** START **

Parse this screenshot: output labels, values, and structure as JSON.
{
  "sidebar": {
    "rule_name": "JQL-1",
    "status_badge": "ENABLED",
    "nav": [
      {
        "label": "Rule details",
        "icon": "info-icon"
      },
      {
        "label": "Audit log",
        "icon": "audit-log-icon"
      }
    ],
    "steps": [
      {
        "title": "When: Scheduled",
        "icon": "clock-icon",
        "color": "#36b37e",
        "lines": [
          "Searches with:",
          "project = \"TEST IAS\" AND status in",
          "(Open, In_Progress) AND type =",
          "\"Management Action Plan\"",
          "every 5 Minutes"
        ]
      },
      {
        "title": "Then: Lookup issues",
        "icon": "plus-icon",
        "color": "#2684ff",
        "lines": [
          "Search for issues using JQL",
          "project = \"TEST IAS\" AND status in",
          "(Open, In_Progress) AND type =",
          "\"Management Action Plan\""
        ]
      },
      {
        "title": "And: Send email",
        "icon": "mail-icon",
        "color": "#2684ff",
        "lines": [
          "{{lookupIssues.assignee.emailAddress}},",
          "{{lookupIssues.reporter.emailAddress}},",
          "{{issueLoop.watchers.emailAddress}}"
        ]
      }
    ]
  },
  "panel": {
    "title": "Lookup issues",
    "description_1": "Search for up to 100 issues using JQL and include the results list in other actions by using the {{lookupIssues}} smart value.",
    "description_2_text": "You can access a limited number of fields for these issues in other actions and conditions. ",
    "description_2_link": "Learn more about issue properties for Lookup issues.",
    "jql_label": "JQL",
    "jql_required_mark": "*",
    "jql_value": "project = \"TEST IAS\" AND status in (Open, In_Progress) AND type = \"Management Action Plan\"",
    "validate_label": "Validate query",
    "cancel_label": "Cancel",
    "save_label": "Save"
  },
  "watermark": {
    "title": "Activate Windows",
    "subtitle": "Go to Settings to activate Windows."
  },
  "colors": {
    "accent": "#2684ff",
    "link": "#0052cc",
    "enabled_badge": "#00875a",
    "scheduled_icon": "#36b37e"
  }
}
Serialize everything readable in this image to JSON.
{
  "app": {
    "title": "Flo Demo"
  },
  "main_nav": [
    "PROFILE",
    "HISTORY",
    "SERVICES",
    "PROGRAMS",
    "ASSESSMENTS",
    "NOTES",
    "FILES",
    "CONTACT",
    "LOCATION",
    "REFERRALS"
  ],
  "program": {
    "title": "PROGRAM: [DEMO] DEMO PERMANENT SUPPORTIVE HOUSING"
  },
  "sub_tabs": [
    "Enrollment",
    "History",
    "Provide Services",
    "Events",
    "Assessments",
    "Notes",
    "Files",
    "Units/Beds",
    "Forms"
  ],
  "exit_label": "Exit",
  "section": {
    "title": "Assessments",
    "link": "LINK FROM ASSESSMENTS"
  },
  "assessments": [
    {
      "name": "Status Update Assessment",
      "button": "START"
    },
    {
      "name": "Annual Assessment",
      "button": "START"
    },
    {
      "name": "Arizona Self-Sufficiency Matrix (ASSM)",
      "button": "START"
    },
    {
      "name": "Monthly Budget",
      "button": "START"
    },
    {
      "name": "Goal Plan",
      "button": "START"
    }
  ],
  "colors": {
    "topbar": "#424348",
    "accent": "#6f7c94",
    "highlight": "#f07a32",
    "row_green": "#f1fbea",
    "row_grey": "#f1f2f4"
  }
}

** END **
** START **

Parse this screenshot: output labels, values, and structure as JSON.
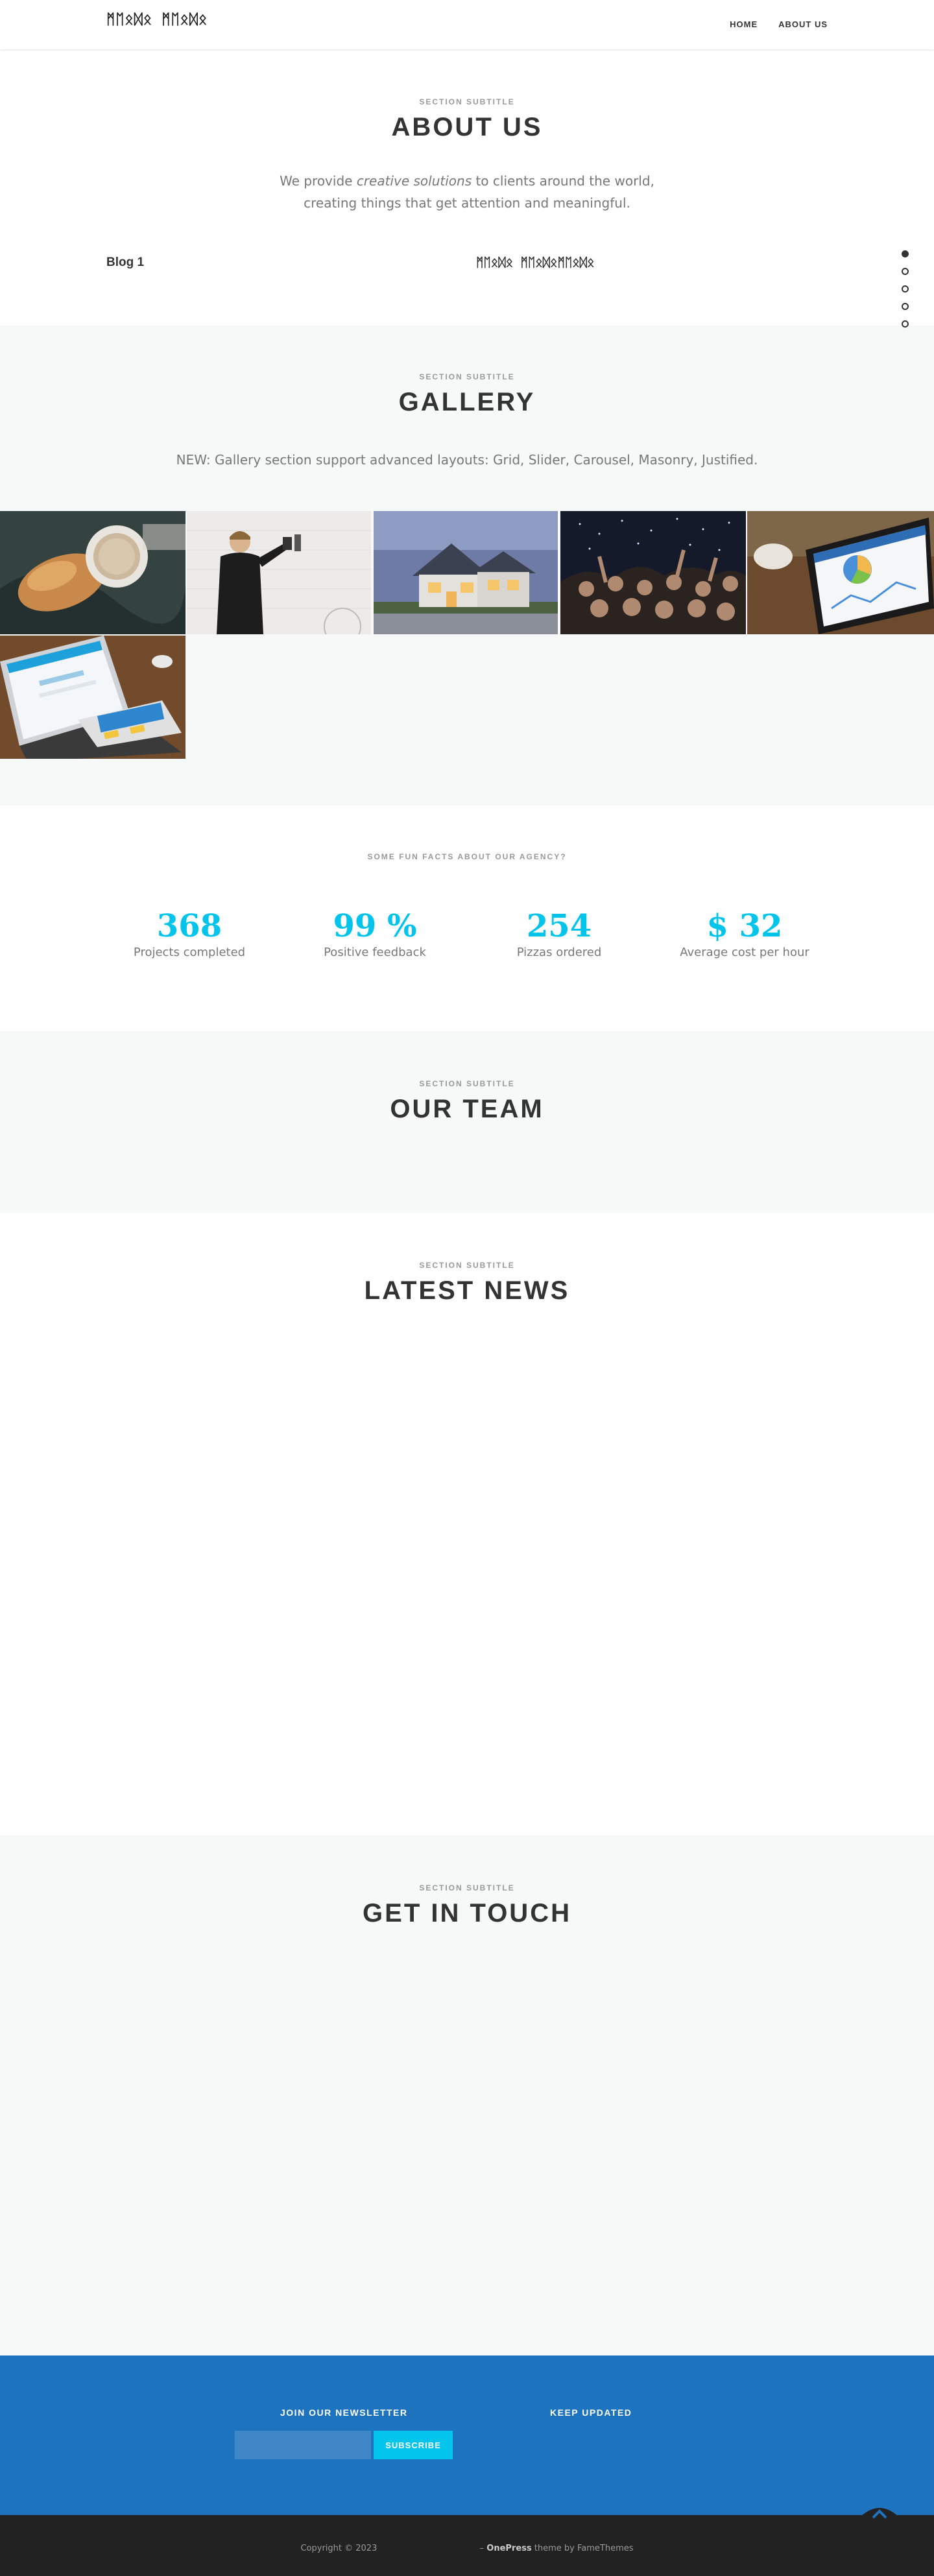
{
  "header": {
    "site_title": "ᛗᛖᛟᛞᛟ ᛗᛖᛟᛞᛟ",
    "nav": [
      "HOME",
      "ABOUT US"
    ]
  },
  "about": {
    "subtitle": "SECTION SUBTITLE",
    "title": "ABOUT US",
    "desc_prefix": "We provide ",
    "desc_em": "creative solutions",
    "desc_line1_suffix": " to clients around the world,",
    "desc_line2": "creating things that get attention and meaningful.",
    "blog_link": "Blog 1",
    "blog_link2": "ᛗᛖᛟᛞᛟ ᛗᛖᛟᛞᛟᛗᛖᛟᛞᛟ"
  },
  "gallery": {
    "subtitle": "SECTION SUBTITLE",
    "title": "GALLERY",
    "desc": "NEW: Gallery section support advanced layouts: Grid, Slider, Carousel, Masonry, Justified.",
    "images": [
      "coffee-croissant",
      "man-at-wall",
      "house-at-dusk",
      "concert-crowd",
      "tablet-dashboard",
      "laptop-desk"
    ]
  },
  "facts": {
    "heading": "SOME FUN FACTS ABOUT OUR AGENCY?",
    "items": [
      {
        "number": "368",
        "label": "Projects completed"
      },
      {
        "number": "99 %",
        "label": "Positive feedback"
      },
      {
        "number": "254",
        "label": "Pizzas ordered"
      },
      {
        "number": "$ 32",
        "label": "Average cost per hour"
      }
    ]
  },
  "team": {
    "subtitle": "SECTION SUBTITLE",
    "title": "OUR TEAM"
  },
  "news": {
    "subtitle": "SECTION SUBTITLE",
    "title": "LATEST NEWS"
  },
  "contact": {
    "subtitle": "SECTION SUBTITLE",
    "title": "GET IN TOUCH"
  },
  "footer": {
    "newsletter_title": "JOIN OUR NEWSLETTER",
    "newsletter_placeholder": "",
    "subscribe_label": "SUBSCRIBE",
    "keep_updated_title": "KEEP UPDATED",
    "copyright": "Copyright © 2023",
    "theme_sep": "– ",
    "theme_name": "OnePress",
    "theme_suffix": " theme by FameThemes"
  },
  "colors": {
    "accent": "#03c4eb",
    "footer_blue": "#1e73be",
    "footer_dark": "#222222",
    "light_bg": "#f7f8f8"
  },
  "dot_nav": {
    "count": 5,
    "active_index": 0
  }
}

** END **
** START **

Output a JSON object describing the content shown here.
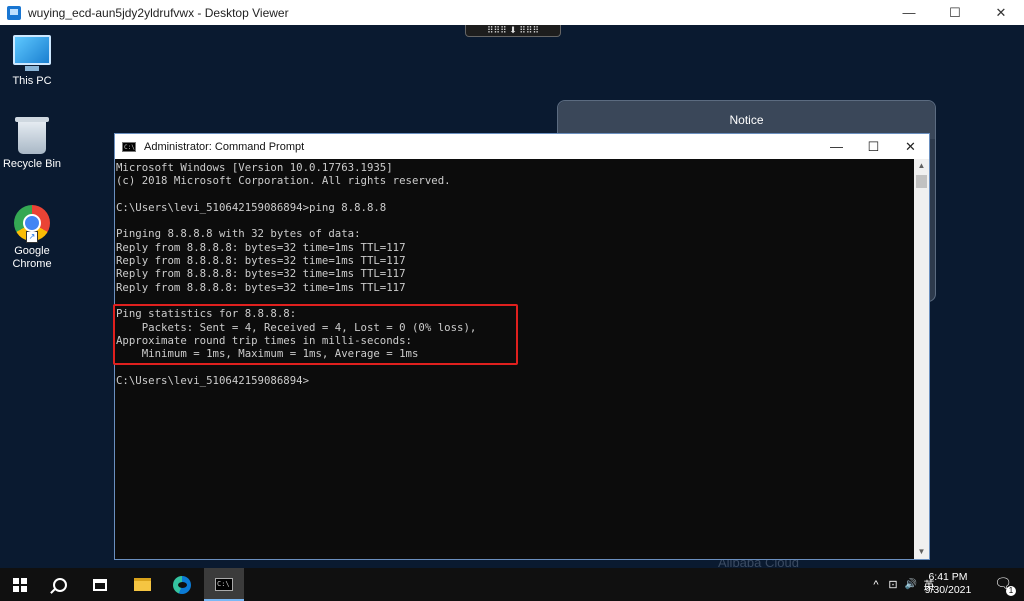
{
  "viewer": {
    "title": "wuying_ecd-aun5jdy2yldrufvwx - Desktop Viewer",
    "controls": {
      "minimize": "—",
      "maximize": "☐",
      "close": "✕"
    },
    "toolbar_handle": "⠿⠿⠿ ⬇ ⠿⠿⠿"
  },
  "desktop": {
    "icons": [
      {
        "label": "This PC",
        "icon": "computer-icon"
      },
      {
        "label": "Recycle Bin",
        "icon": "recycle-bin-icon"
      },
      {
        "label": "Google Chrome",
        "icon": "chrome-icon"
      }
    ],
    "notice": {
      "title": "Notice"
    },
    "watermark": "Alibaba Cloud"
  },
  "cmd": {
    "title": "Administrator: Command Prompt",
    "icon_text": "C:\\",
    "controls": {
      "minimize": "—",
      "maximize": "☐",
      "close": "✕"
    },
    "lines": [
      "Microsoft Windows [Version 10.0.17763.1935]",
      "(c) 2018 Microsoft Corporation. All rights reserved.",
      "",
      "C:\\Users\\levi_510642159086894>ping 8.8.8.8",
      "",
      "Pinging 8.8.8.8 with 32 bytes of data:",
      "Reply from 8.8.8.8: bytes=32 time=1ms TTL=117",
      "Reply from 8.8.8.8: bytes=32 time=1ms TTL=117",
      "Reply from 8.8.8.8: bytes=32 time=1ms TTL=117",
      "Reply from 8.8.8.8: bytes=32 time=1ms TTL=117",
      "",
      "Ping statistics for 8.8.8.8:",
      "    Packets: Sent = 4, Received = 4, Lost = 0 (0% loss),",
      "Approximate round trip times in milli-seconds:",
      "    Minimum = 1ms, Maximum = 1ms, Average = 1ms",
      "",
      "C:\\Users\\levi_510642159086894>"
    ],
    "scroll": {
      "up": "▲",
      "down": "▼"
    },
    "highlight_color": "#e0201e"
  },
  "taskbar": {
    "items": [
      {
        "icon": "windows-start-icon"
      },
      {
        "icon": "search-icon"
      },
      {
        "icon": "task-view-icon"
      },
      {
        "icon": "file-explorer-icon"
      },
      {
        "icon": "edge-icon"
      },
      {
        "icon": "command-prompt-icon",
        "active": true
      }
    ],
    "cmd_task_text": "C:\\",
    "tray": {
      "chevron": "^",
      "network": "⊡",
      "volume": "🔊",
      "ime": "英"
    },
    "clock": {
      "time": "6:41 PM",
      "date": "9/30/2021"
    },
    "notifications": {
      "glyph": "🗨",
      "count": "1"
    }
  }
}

** END **

§ **TASK**
State only how many lines in the material include "Users".

§ **TASK RESPONSE**
2